== ACTIVITY ==
Where does the string "attaque" appear in the records? Copy every line that contains it.

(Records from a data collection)
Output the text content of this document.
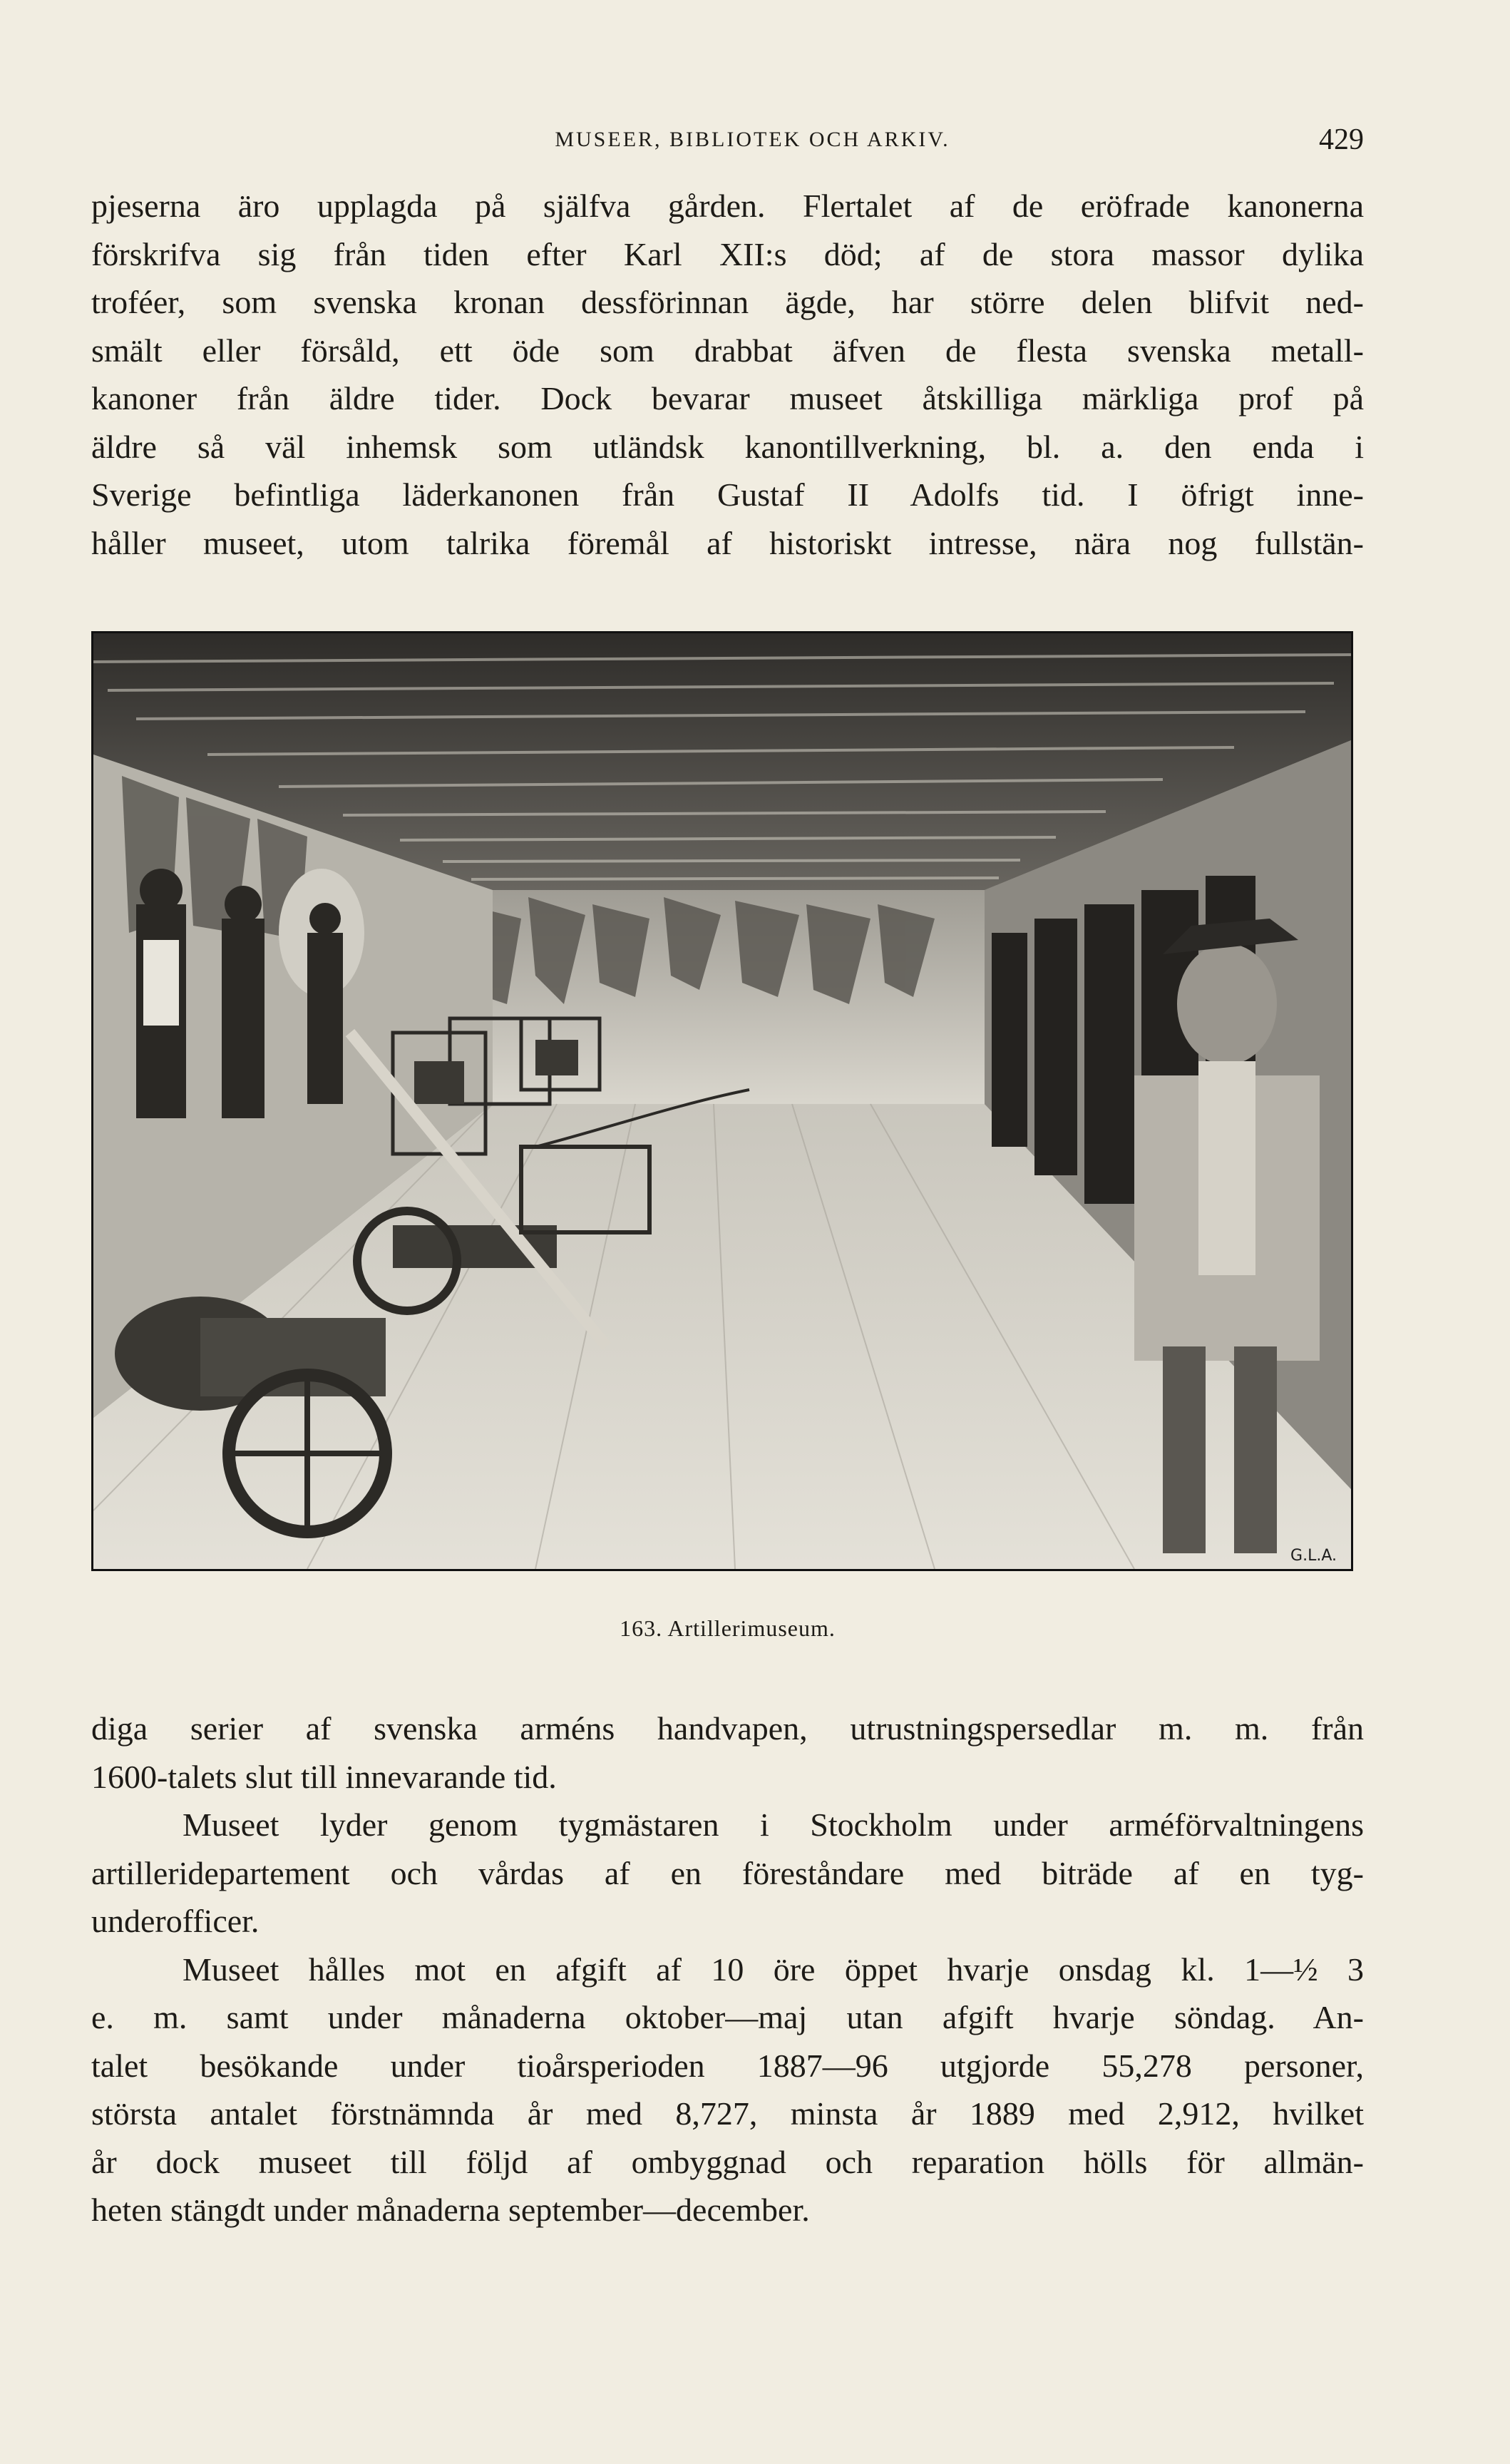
MUSEER, BIBLIOTEK OCH ARKIV.	429
pjeserna äro upplagda på själfva gården. Flertalet af de eröfrade kanonerna
förskrifva sig från tiden efter Karl XII:s död; af de stora massor dylika
troféer, som svenska kronan dessförinnan ägde, har större delen blifvit ned-
smält eller försåld, ett öde som drabbat äfven de flesta svenska metall-
kanoner från äldre tider. Dock bevarar museet åtskilliga märkliga prof på
äldre så väl inhemsk som utländsk kanontillverkning, bl. a. den enda i
Sverige befintliga läderkanonen från Gustaf II Adolfs tid. I öfrigt inne-
håller museet, utom talrika föremål af historiskt intresse, nära nog fullstän-
G.L.A.
163. Artillerimuseum.
diga serier af svenska arméns handvapen, utrustningspersedlar m. m. från
1600-talets slut till innevarande tid.
Museet lyder genom tygmästaren i Stockholm under arméförvaltningens
artilleridepartement och vårdas af en föreståndare med biträde af en tyg-
underofficer.
Museet hålles mot en afgift af 10 öre öppet hvarje onsdag kl. 1—½ 3
e. m. samt under månaderna oktober—maj utan afgift hvarje söndag. An-
talet besökande under tioårsperioden 1887—96 utgjorde 55,278 personer,
största antalet förstnämnda år med 8,727, minsta år 1889 med 2,912, hvilket
år dock museet till följd af ombyggnad och reparation hölls för allmän-
heten stängdt under månaderna september—december.
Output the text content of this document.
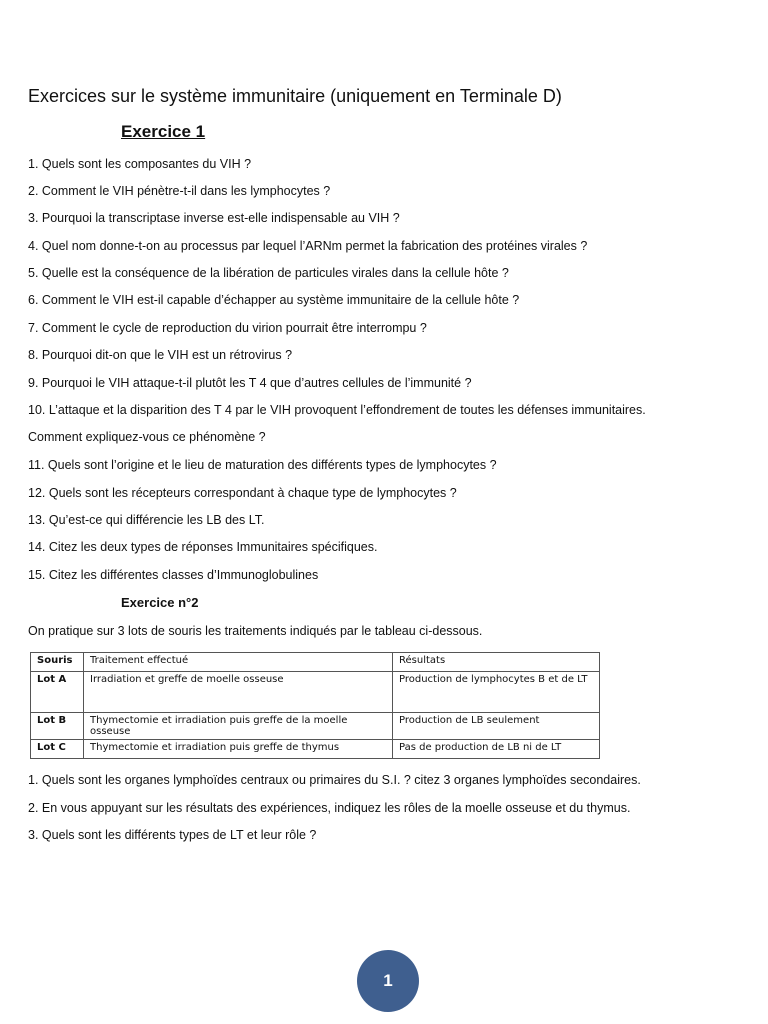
Exercices sur le système immunitaire (uniquement en Terminale D)
Exercice 1
1. Quels sont les composantes du VIH ?
2. Comment le VIH pénètre-t-il dans les lymphocytes ?
3. Pourquoi la transcriptase inverse est-elle indispensable au VIH ?
4. Quel nom donne-t-on au processus par lequel l’ARNm permet la fabrication des protéines virales ?
5. Quelle est la conséquence de la libération de particules virales dans la cellule hôte ?
6. Comment le VIH est-il capable d’échapper au système immunitaire de la cellule hôte ?
7. Comment le cycle de reproduction du virion pourrait être interrompu ?
8. Pourquoi dit-on que le VIH est un rétrovirus ?
9. Pourquoi le VIH attaque-t-il plutôt les T 4 que d’autres cellules de l’immunité ?
10. L’attaque et la disparition des T 4 par le VIH provoquent l’effondrement de toutes les défenses immunitaires.
Comment expliquez-vous ce phénomène ?
11. Quels sont l’origine et le lieu de maturation des différents types de lymphocytes ?
12. Quels sont les récepteurs correspondant à chaque type de lymphocytes ?
13. Qu’est-ce qui différencie les LB des LT.
14. Citez les deux types de réponses Immunitaires spécifiques.
15. Citez les différentes classes d’Immunoglobulines
Exercice n°2
On pratique sur 3 lots de souris les traitements indiqués par le tableau ci-dessous.
Souris	Traitement effectué	Résultats
Lot A	Irradiation et greffe de moelle osseuse	Production de lymphocytes B et de LT
Lot B	Thymectomie et irradiation puis greffe de la moelle osseuse	Production de LB seulement
Lot C	Thymectomie et irradiation puis greffe de thymus	Pas de production de LB ni de LT
1. Quels sont les organes lymphoïdes centraux ou primaires du S.I. ? citez 3 organes lymphoïdes secondaires.
2. En vous appuyant sur les résultats des expériences, indiquez les rôles de la moelle osseuse et du thymus.
3. Quels sont les différents types de LT et leur rôle ?
1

== RESPONSE TO THE EXERCISE ==
9. Pourquoi le VIH attaque-t-il plutôt les T 4 que d’autres cellules de l’immunité ?
10. L’attaque et la disparition des T 4 par le VIH provoquent l’effondrement de toutes les défenses immunitaires.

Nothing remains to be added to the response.